--- Data entries ---
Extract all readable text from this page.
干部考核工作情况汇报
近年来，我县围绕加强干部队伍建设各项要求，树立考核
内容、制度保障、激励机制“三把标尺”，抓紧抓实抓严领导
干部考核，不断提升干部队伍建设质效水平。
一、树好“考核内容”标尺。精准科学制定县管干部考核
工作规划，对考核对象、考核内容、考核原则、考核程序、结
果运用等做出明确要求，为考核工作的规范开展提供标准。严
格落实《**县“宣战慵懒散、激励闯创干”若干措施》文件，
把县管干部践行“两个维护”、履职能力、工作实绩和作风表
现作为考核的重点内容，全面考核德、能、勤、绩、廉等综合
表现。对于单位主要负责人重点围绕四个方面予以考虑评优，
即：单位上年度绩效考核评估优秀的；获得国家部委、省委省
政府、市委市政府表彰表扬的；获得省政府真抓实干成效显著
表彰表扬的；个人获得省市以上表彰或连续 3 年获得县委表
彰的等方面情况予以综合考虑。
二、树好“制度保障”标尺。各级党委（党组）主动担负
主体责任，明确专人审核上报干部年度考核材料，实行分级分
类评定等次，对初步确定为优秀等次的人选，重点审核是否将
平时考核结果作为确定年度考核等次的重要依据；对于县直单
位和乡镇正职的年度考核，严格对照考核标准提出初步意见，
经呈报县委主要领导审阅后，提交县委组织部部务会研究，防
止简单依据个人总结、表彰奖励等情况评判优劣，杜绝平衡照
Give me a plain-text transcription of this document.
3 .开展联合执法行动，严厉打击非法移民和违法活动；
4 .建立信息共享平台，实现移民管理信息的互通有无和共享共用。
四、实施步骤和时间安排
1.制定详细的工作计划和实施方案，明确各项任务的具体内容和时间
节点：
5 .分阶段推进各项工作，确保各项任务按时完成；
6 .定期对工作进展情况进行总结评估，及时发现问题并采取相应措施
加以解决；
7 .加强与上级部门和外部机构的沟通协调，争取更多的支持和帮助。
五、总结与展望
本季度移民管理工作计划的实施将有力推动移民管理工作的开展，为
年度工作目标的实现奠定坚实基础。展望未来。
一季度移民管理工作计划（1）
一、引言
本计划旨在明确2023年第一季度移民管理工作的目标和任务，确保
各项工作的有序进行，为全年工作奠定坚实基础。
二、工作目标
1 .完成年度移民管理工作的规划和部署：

--- OBJECTIVE ---
Find the word "text" and list each line it appears in.

--- RESPONSE TO THE TASK ---
Extract all readable text from this page.
Give me a plain-text transcription of this document.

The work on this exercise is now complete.